WORK INSTRUCTIONS >>
Go through the material and write it all out exactly, minus the pictures.

Data records:

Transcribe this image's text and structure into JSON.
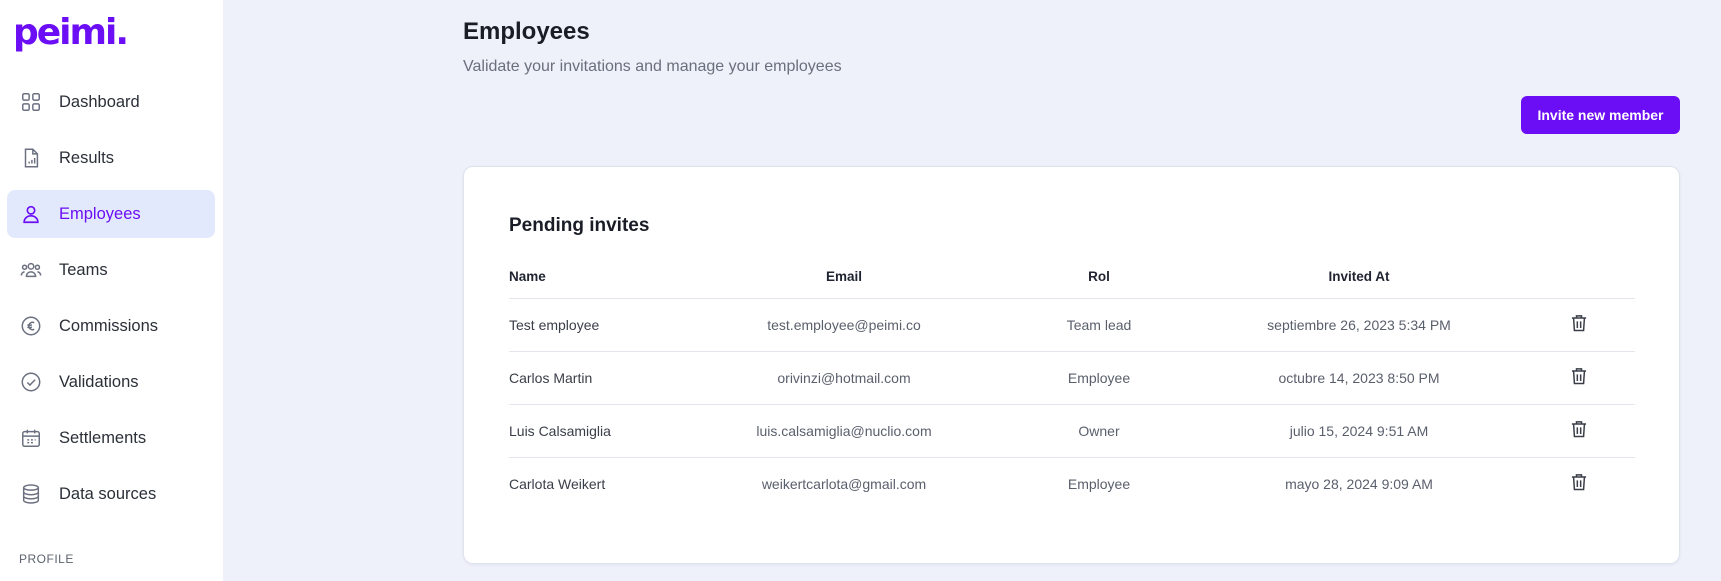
{
  "brand": {
    "logo_text": "peimi.",
    "accent": "#6b0df5"
  },
  "sidebar": {
    "items": [
      {
        "label": "Dashboard",
        "icon": "grid-icon",
        "active": false
      },
      {
        "label": "Results",
        "icon": "document-chart-icon",
        "active": false
      },
      {
        "label": "Employees",
        "icon": "user-icon",
        "active": true
      },
      {
        "label": "Teams",
        "icon": "users-group-icon",
        "active": false
      },
      {
        "label": "Commissions",
        "icon": "euro-icon",
        "active": false
      },
      {
        "label": "Validations",
        "icon": "check-circle-icon",
        "active": false
      },
      {
        "label": "Settlements",
        "icon": "calendar-icon",
        "active": false
      },
      {
        "label": "Data sources",
        "icon": "database-icon",
        "active": false
      }
    ],
    "section_label": "PROFILE"
  },
  "page": {
    "title": "Employees",
    "subtitle": "Validate your invitations and manage your employees",
    "invite_button": "Invite new member"
  },
  "pending": {
    "title": "Pending invites",
    "columns": [
      "Name",
      "Email",
      "Rol",
      "Invited At"
    ],
    "rows": [
      {
        "name": "Test employee",
        "email": "test.employee@peimi.co",
        "rol": "Team lead",
        "invited_at": "septiembre 26, 2023 5:34 PM"
      },
      {
        "name": "Carlos Martin",
        "email": "orivinzi@hotmail.com",
        "rol": "Employee",
        "invited_at": "octubre 14, 2023 8:50 PM"
      },
      {
        "name": "Luis Calsamiglia",
        "email": "luis.calsamiglia@nuclio.com",
        "rol": "Owner",
        "invited_at": "julio 15, 2024 9:51 AM"
      },
      {
        "name": "Carlota Weikert",
        "email": "weikertcarlota@gmail.com",
        "rol": "Employee",
        "invited_at": "mayo 28, 2024 9:09 AM"
      }
    ]
  }
}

OUTPUT BELOW >>
Transcribe this image's text and structure into JSON.
{
  "brand": {
    "logo_text": "peimi.",
    "accent": "#6b0df5"
  },
  "sidebar": {
    "items": [
      {
        "label": "Dashboard",
        "icon": "grid-icon",
        "active": false
      },
      {
        "label": "Results",
        "icon": "document-chart-icon",
        "active": false
      },
      {
        "label": "Employees",
        "icon": "user-icon",
        "active": true
      },
      {
        "label": "Teams",
        "icon": "users-group-icon",
        "active": false
      },
      {
        "label": "Commissions",
        "icon": "euro-icon",
        "active": false
      },
      {
        "label": "Validations",
        "icon": "check-circle-icon",
        "active": false
      },
      {
        "label": "Settlements",
        "icon": "calendar-icon",
        "active": false
      },
      {
        "label": "Data sources",
        "icon": "database-icon",
        "active": false
      }
    ],
    "section_label": "PROFILE"
  },
  "page": {
    "title": "Employees",
    "subtitle": "Validate your invitations and manage your employees",
    "invite_button": "Invite new member"
  },
  "pending": {
    "title": "Pending invites",
    "columns": [
      "Name",
      "Email",
      "Rol",
      "Invited At"
    ],
    "rows": [
      {
        "name": "Test employee",
        "email": "test.employee@peimi.co",
        "rol": "Team lead",
        "invited_at": "septiembre 26, 2023 5:34 PM"
      },
      {
        "name": "Carlos Martin",
        "email": "orivinzi@hotmail.com",
        "rol": "Employee",
        "invited_at": "octubre 14, 2023 8:50 PM"
      },
      {
        "name": "Luis Calsamiglia",
        "email": "luis.calsamiglia@nuclio.com",
        "rol": "Owner",
        "invited_at": "julio 15, 2024 9:51 AM"
      },
      {
        "name": "Carlota Weikert",
        "email": "weikertcarlota@gmail.com",
        "rol": "Employee",
        "invited_at": "mayo 28, 2024 9:09 AM"
      }
    ]
  }
}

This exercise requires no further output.